▶ _Supplied material_:
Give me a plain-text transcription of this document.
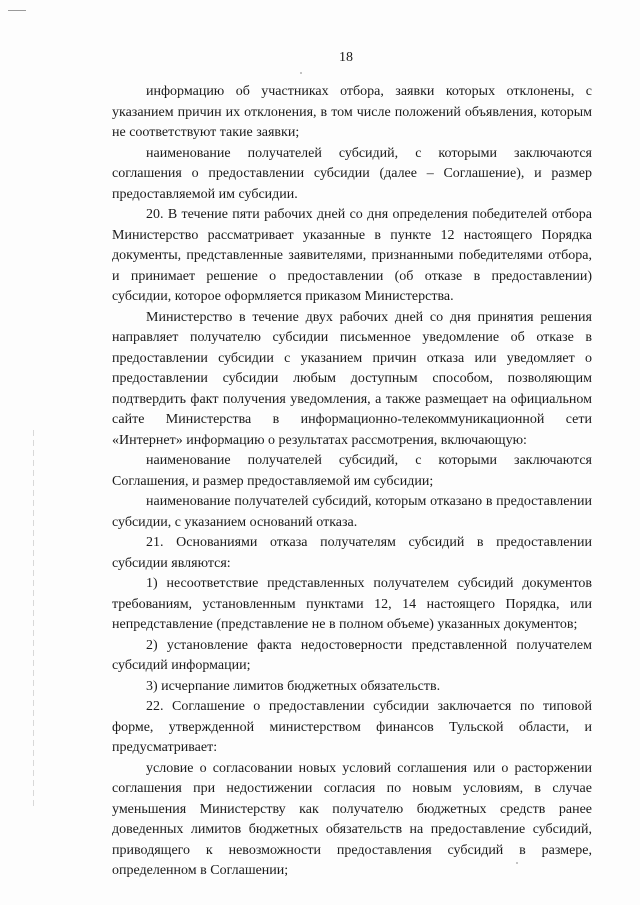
18

информацию об участниках отбора, заявки которых отклонены, с указанием причин их отклонения, в том числе положений объявления, которым не соответствуют такие заявки;

наименование получателей субсидий, с которыми заключаются соглашения о предоставлении субсидии (далее – Соглашение), и размер предоставляемой им субсидии.

20. В течение пяти рабочих дней со дня определения победителей отбора Министерство рассматривает указанные в пункте 12 настоящего Порядка документы, представленные заявителями, признанными победителями отбора, и принимает решение о предоставлении (об отказе в предоставлении) субсидии, которое оформляется приказом Министерства.

Министерство в течение двух рабочих дней со дня принятия решения направляет получателю субсидии письменное уведомление об отказе в предоставлении субсидии с указанием причин отказа или уведомляет о предоставлении субсидии любым доступным способом, позволяющим подтвердить факт получения уведомления, а также размещает на официальном сайте Министерства в информационно-телекоммуникационной сети «Интернет» информацию о результатах рассмотрения, включающую:

наименование получателей субсидий, с которыми заключаются Соглашения, и размер предоставляемой им субсидии;

наименование получателей субсидий, которым отказано в предоставлении субсидии, с указанием оснований отказа.

21. Основаниями отказа получателям субсидий в предоставлении субсидии являются:

1) несоответствие представленных получателем субсидий документов требованиям, установленным пунктами 12, 14 настоящего Порядка, или непредставление (представление не в полном объеме) указанных документов;

2) установление факта недостоверности представленной получателем субсидий информации;

3) исчерпание лимитов бюджетных обязательств.

22. Соглашение о предоставлении субсидии заключается по типовой форме, утвержденной министерством финансов Тульской области, и предусматривает:

условие о согласовании новых условий соглашения или о расторжении соглашения при недостижении согласия по новым условиям, в случае уменьшения Министерству как получателю бюджетных средств ранее доведенных лимитов бюджетных обязательств на предоставление субсидий, приводящего к невозможности предоставления субсидий в размере, определенном в Соглашении;
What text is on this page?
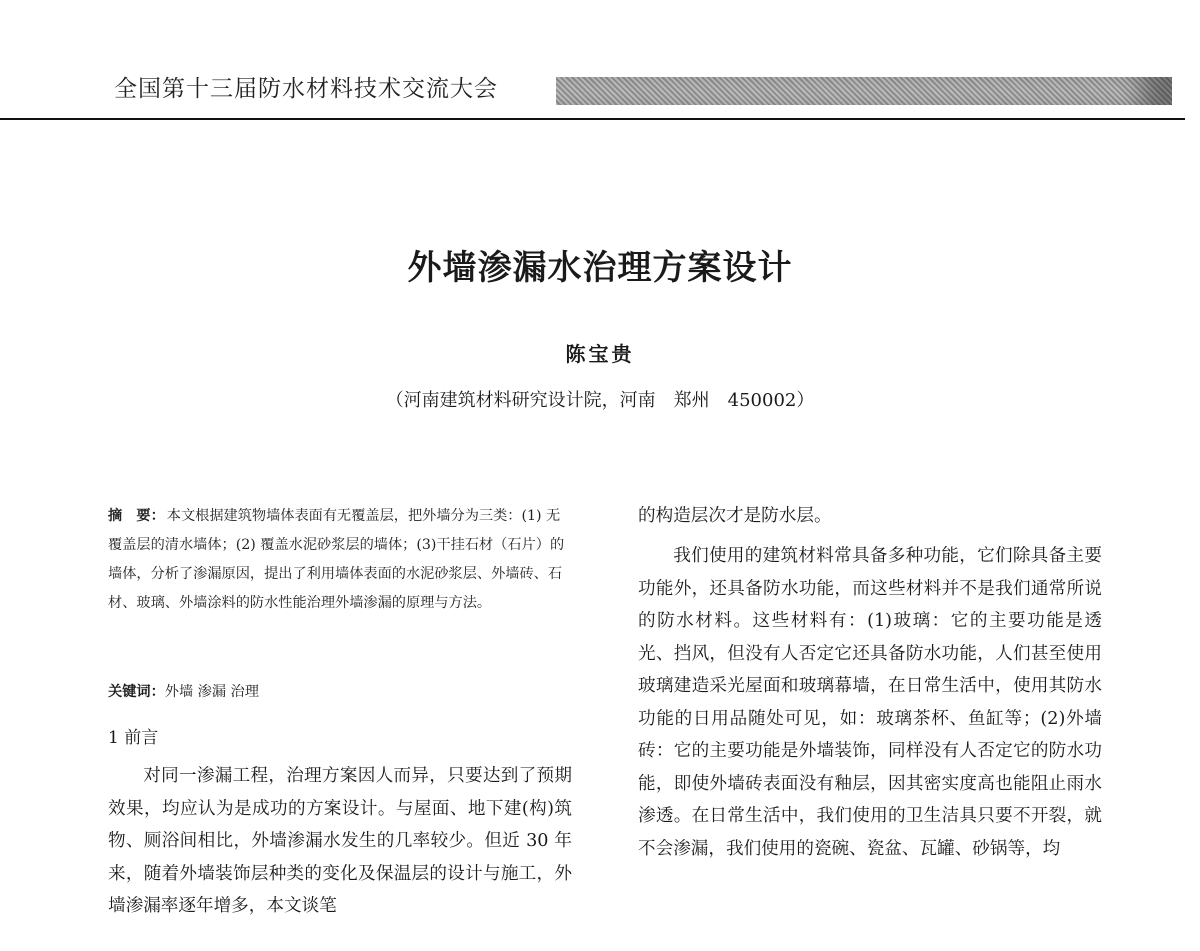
全国第十三届防水材料技术交流大会
外墙渗漏水治理方案设计
陈宝贵
（河南建筑材料研究设计院，河南　郑州　450002）
摘　要： 本文根据建筑物墙体表面有无覆盖层，把外墙分为三类：(1) 无覆盖层的清水墙体；(2) 覆盖水泥砂浆层的墙体；(3)干挂石材（石片）的墙体，分析了渗漏原因，提出了利用墙体表面的水泥砂浆层、外墙砖、石材、玻璃、外墙涂料的防水性能治理外墙渗漏的原理与方法。
关键词：外墙 渗漏 治理
1 前言
对同一渗漏工程，治理方案因人而异，只要达到了预期效果，均应认为是成功的方案设计。与屋面、地下建(构)筑物、厕浴间相比，外墙渗漏水发生的几率较少。但近 30 年来，随着外墙装饰层种类的变化及保温层的设计与施工，外墙渗漏率逐年增多，本文谈笔
的构造层次才是防水层。
我们使用的建筑材料常具备多种功能，它们除具备主要功能外，还具备防水功能，而这些材料并不是我们通常所说的防水材料。这些材料有：(1)玻璃：它的主要功能是透光、挡风，但没有人否定它还具备防水功能，人们甚至使用玻璃建造采光屋面和玻璃幕墙，在日常生活中，使用其防水功能的日用品随处可见，如：玻璃茶杯、鱼缸等；(2)外墙砖：它的主要功能是外墙装饰，同样没有人否定它的防水功能，即使外墙砖表面没有釉层，因其密实度高也能阻止雨水渗透。在日常生活中，我们使用的卫生洁具只要不开裂，就不会渗漏，我们使用的瓷碗、瓷盆、瓦罐、砂锅等，均
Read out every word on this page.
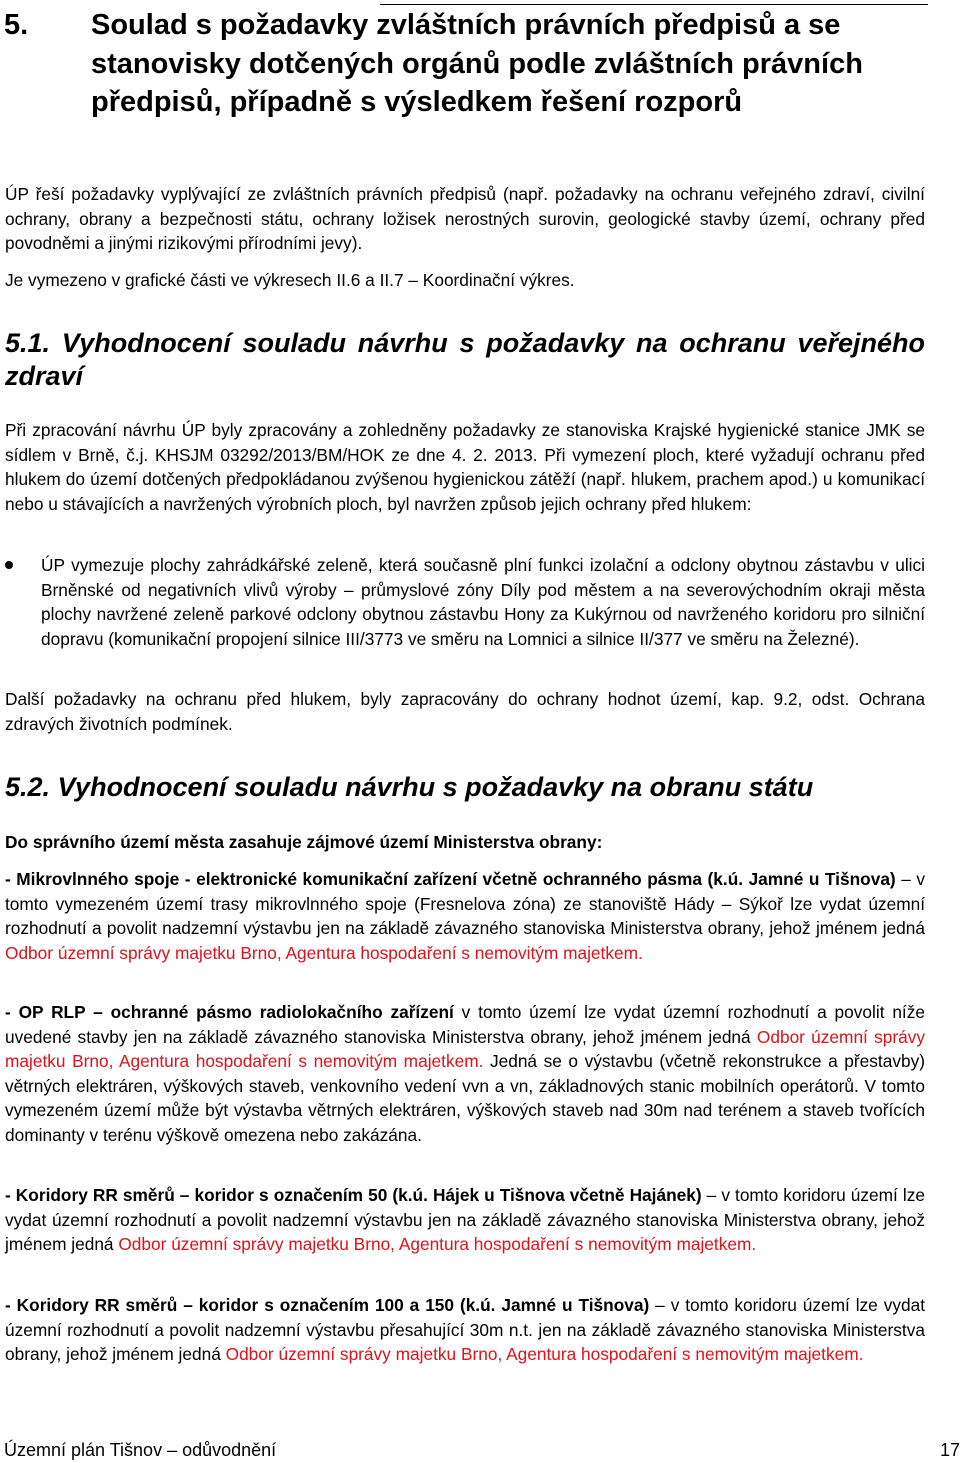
5. Soulad s požadavky zvláštních právních předpisů a se stanovisky dotčených orgánů podle zvláštních právních předpisů, případně s výsledkem řešení rozporů

ÚP řeší požadavky vyplývající ze zvláštních právních předpisů (např. požadavky na ochranu veřejného zdraví, civilní ochrany, obrany a bezpečnosti státu, ochrany ložisek nerostných surovin, geologické stavby území, ochrany před povodněmi a jinými rizikovými přírodními jevy).

Je vymezeno v grafické části ve výkresech II.6 a II.7 – Koordinační výkres.

5.1. Vyhodnocení souladu návrhu s požadavky na ochranu veřejného zdraví

Při zpracování návrhu ÚP byly zpracovány a zohledněny požadavky ze stanoviska Krajské hygienické stanice JMK se sídlem v Brně, č.j. KHSJM 03292/2013/BM/HOK ze dne 4. 2. 2013. Při vymezení ploch, které vyžadují ochranu před hlukem do území dotčených předpokládanou zvýšenou hygienickou zátěží (např. hlukem, prachem apod.) u komunikací nebo u stávajících a navržených výrobních ploch, byl navržen způsob jejich ochrany před hlukem:

ÚP vymezuje plochy zahrádkářské zeleně, která současně plní funkci izolační a odclony obytnou zástavbu v ulici Brněnské od negativních vlivů výroby – průmyslové zóny Díly pod městem a na severovýchodním okraji města plochy navržené zeleně parkové odclony obytnou zástavbu Hony za Kukýrnou od navrženého koridoru pro silniční dopravu (komunikační propojení silnice III/3773 ve směru na Lomnici a silnice II/377 ve směru na Železné).

Další požadavky na ochranu před hlukem, byly zapracovány do ochrany hodnot území, kap. 9.2, odst. Ochrana zdravých životních podmínek.

5.2. Vyhodnocení souladu návrhu s požadavky na obranu státu

Do správního území města zasahuje zájmové území Ministerstva obrany:

- Mikrovlnného spoje - elektronické komunikační zařízení včetně ochranného pásma (k.ú. Jamné u Tišnova) – v tomto vymezeném území trasy mikrovlnného spoje (Fresnelova zóna) ze stanoviště Hády – Sýkoř lze vydat územní rozhodnutí a povolit nadzemní výstavbu jen na základě závazného stanoviska Ministerstva obrany, jehož jménem jedná Odbor územní správy majetku Brno, Agentura hospodaření s nemovitým majetkem.

- OP RLP – ochranné pásmo radiolokačního zařízení v tomto území lze vydat územní rozhodnutí a povolit níže uvedené stavby jen na základě závazného stanoviska Ministerstva obrany, jehož jménem jedná Odbor územní správy majetku Brno, Agentura hospodaření s nemovitým majetkem. Jedná se o výstavbu (včetně rekonstrukce a přestavby) větrných elektráren, výškových staveb, venkovního vedení vvn a vn, základnových stanic mobilních operátorů. V tomto vymezeném území může být výstavba větrných elektráren, výškových staveb nad 30m nad terénem a staveb tvořících dominanty v terénu výškově omezena nebo zakázána.

- Koridory RR směrů – koridor s označením 50 (k.ú. Hájek u Tišnova včetně Hajánek) – v tomto koridoru území lze vydat územní rozhodnutí a povolit nadzemní výstavbu jen na základě závazného stanoviska Ministerstva obrany, jehož jménem jedná Odbor územní správy majetku Brno, Agentura hospodaření s nemovitým majetkem.

- Koridory RR směrů – koridor s označením 100 a 150 (k.ú. Jamné u Tišnova) – v tomto koridoru území lze vydat územní rozhodnutí a povolit nadzemní výstavbu přesahující 30m n.t. jen na základě závazného stanoviska Ministerstva obrany, jehož jménem jedná Odbor územní správy majetku Brno, Agentura hospodaření s nemovitým majetkem.

Územní plán Tišnov – odůvodnění	17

▶ _Problem requirements_:
Take each line containing the string "бюджетных" and copy it out.

▶ _Result of this task_:
3) исчерпание лимитов бюджетных обязательств.
условие о согласовании новых условий соглашения или о расторжении соглашения при недостижении согласия по новым условиям, в случае уменьшения Министерству как получателю бюджетных средств ранее доведенных лимитов бюджетных обязательств на предоставление субсидий, приводящего к невозможности предоставления субсидий в размере, определенном в Соглашении;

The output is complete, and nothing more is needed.